┌──

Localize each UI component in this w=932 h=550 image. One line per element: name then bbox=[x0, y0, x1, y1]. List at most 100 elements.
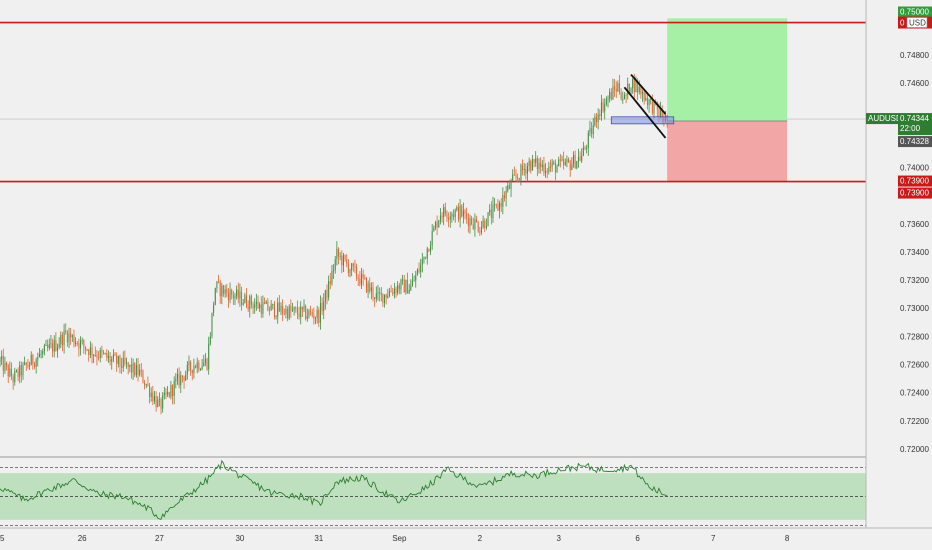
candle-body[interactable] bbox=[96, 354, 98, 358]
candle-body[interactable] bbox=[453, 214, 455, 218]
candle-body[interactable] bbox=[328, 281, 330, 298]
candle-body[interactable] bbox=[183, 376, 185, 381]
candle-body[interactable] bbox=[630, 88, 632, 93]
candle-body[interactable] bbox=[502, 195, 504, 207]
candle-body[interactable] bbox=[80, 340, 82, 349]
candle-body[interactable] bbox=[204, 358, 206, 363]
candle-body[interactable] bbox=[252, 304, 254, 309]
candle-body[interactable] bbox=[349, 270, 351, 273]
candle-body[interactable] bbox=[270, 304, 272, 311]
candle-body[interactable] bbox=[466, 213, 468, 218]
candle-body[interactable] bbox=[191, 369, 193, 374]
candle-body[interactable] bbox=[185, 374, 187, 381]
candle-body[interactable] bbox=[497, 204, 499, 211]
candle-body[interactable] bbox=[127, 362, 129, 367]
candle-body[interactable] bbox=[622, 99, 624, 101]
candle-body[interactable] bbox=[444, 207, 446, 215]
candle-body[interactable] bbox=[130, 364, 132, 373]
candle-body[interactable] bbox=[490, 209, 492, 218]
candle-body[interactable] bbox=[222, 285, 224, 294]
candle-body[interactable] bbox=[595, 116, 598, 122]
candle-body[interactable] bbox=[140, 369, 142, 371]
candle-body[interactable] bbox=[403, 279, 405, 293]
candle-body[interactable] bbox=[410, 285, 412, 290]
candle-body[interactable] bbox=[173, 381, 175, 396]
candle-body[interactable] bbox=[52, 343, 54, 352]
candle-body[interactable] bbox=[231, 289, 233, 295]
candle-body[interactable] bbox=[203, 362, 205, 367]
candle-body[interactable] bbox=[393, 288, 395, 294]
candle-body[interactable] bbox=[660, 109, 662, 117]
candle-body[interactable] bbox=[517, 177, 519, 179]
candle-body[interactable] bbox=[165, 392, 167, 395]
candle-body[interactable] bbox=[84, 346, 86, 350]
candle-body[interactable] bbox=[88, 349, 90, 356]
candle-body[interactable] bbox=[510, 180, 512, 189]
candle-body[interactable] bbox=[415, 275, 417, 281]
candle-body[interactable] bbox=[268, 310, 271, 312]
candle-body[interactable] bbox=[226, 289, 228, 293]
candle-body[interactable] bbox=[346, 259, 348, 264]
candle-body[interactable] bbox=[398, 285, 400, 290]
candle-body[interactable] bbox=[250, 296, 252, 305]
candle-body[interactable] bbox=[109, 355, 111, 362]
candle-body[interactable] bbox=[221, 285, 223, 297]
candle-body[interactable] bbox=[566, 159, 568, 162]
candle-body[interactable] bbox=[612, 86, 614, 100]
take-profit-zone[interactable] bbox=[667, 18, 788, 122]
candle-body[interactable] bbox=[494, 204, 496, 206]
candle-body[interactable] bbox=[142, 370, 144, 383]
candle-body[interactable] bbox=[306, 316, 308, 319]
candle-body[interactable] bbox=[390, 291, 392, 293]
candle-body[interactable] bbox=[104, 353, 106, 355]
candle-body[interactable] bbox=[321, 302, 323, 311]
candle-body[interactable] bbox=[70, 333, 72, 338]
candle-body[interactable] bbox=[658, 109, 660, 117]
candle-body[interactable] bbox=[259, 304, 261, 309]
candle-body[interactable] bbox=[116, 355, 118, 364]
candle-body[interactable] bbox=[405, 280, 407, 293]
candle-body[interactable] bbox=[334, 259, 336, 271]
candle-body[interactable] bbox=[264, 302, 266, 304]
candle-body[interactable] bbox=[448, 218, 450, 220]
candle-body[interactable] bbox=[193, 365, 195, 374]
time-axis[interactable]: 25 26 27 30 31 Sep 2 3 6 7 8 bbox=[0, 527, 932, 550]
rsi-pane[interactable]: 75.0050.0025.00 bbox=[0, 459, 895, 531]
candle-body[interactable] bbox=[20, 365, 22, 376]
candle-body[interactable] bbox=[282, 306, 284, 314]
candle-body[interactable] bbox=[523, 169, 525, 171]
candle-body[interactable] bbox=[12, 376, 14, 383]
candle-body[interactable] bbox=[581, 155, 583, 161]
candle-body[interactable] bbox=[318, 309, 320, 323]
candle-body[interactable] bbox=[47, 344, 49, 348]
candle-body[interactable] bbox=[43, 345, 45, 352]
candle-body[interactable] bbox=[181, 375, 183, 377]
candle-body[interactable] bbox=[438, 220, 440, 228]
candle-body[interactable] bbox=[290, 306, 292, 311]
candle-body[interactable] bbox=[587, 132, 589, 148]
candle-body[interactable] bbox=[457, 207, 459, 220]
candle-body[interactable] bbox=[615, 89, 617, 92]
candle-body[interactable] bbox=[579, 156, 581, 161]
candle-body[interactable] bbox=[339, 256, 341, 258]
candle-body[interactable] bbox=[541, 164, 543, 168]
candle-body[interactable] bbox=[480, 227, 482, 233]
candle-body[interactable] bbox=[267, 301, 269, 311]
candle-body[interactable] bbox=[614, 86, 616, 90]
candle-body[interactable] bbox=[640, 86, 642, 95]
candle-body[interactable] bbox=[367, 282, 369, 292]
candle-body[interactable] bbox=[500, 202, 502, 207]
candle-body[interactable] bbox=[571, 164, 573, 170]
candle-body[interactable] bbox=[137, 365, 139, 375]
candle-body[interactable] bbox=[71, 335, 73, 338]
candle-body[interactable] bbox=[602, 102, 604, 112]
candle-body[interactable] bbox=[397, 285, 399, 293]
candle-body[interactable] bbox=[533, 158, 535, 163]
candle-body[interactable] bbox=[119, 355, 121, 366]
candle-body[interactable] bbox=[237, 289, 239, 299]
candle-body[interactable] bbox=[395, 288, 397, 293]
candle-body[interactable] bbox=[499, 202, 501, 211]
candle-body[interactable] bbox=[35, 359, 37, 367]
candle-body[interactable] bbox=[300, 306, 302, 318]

└──

» Short exercise
Pull out every line in the entries above that contains the word "most", matching case exactly.

» Completed task
Localize each UI component in this w=932 h=550 image. One line per element: name then bbox=[x0, y0, x1, y1]. List at most 100 elements.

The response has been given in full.